Can you output the part of the club history below word for word, starting at "The earliest record of the club's" and ending at "a change kit."?

Excerpted text:
++++++++++++++++++++

The earliest record of the club is from the 1887–88 season.

The club had an inconspicuous first few years, and even in 1891 merged with three other clubs under the Rovers name. In the 1897–98 season, the Rovers did not suffer a single defeat, the season culminating with the Rovers beating Parkhead 2–1 in the Junior Cup final, in front of 7,000 spectators at Meadowside. The club was favoured to retain the trophy, but, in "one of the greatest surprises of the football season", lost to the Westmarch XI at Helenslee Park, conceding the only goal of the game in the 84th minute, having dominated the game.

The triumph was in a run of three successive wins in the Lanarkshire Junior Cup, from 1896–97 to 1898–99, a competition the club won for the last time in 1906–07. The club also took the Lanarkshire Junior Football League in 1897–98 and 1898–99.

The club's success however proved its downfall, with many players leaving for senior football after the 1898–99 season, and a ground move also took attention away from replenishing the squad. After a poor 1910–11 season, in which the club finished bottom of the Lanarkshire Junior League, the club disbanded.
==Colours==

The earliest record of the club's colours is of black and gold shirts. By 1896 the colours were black and red, although the old shirts seem to have been retained as a change kit.

==Ground==

The club originally played at Airbles Street, moving to Ladywell Park on Orchard Road in November 1890. Before the 1897–98 season the club moved to a new ground, called Factory Park, back on Airbles Street, and in September 1899 moved once more, to Meadow Park.

==Notable players==

- *
- Walter Cowan, the club's captain in the early 1890s.

++++++++++++++++++++

Structured page parsing data:
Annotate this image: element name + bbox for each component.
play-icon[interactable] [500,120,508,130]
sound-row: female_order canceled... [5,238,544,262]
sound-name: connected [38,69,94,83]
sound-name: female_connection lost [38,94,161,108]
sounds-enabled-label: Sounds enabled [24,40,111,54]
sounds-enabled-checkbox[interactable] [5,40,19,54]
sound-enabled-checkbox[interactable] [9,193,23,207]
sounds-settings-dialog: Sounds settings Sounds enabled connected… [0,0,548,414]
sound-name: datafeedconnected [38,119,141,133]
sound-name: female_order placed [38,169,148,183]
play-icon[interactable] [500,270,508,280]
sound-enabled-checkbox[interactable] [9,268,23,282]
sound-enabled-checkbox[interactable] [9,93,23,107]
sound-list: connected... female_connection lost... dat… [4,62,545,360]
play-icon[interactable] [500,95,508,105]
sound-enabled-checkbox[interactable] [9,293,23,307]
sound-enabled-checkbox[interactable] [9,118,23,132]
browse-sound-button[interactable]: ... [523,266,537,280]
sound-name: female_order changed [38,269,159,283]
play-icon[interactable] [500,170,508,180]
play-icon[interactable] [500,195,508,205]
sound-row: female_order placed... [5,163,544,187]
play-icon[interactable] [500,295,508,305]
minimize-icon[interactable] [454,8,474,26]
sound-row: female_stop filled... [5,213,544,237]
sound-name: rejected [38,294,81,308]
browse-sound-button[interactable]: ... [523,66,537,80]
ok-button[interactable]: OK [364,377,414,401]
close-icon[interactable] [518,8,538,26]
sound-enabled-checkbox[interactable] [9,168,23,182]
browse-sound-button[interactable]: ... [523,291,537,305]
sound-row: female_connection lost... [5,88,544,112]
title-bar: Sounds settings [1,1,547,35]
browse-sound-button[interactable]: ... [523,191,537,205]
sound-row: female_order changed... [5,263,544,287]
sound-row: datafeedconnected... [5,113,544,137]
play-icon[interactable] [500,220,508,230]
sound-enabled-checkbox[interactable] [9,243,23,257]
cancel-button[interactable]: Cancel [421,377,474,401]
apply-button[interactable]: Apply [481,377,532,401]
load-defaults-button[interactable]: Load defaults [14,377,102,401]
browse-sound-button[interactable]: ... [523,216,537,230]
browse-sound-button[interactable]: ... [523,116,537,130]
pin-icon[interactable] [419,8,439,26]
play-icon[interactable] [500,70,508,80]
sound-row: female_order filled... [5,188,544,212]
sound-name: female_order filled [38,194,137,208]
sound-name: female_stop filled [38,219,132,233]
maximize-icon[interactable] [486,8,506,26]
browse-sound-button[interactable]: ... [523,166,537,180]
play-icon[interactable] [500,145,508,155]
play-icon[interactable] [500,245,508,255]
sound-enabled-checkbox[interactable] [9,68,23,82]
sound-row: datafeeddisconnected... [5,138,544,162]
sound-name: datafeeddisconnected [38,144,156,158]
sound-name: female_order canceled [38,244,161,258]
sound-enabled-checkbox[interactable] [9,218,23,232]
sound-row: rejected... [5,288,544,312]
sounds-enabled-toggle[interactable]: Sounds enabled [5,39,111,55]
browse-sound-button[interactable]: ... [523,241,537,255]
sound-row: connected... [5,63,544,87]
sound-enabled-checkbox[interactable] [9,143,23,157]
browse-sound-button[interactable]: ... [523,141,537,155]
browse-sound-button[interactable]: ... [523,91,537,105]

++++++++++++++++++++

The answer:
The earliest record of the club's colours is of black and gold shirts. By 1896 the colours were black and red, although the old shirts seem to have been retained as a change kit.